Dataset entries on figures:

**********

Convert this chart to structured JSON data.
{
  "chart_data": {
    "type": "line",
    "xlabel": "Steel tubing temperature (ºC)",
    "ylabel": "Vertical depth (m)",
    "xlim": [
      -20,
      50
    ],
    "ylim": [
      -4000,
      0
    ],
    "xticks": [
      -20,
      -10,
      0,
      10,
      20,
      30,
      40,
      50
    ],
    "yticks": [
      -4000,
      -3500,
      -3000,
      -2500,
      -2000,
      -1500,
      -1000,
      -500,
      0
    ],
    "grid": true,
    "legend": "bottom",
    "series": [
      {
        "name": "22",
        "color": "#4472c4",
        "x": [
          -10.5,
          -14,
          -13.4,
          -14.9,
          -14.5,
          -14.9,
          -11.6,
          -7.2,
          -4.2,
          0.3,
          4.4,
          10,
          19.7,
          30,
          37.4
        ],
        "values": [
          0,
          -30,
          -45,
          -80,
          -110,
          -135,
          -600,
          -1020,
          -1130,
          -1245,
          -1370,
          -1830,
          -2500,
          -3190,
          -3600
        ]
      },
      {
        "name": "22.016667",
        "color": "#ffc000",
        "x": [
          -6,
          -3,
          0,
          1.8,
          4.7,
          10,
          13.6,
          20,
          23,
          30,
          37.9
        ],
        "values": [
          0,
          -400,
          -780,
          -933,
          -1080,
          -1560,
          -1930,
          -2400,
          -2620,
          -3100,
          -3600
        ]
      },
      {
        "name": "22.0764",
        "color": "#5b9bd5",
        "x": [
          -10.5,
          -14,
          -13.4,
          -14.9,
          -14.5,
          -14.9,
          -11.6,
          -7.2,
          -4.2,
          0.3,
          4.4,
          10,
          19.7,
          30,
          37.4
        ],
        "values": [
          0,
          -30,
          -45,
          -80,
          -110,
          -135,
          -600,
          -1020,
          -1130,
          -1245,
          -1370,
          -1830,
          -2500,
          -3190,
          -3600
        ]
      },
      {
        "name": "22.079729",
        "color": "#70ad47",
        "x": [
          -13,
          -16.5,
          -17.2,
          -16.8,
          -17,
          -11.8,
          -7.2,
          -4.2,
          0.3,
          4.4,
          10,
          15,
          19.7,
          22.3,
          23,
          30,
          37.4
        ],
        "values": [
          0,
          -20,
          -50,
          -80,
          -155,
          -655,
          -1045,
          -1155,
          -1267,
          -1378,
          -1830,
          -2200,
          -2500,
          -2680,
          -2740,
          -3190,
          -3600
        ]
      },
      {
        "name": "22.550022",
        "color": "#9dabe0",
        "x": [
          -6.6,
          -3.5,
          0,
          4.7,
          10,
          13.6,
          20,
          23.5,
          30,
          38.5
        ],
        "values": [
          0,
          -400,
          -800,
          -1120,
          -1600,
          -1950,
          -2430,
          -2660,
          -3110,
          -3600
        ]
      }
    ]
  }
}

**********

**WRITTEN PROBLEM**
All lines above with "name" in them should be returned.

**SOLUTION**
        "name": "22",
        "name": "22.016667",
        "name": "22.0764",
        "name": "22.079729",
        "name": "22.550022",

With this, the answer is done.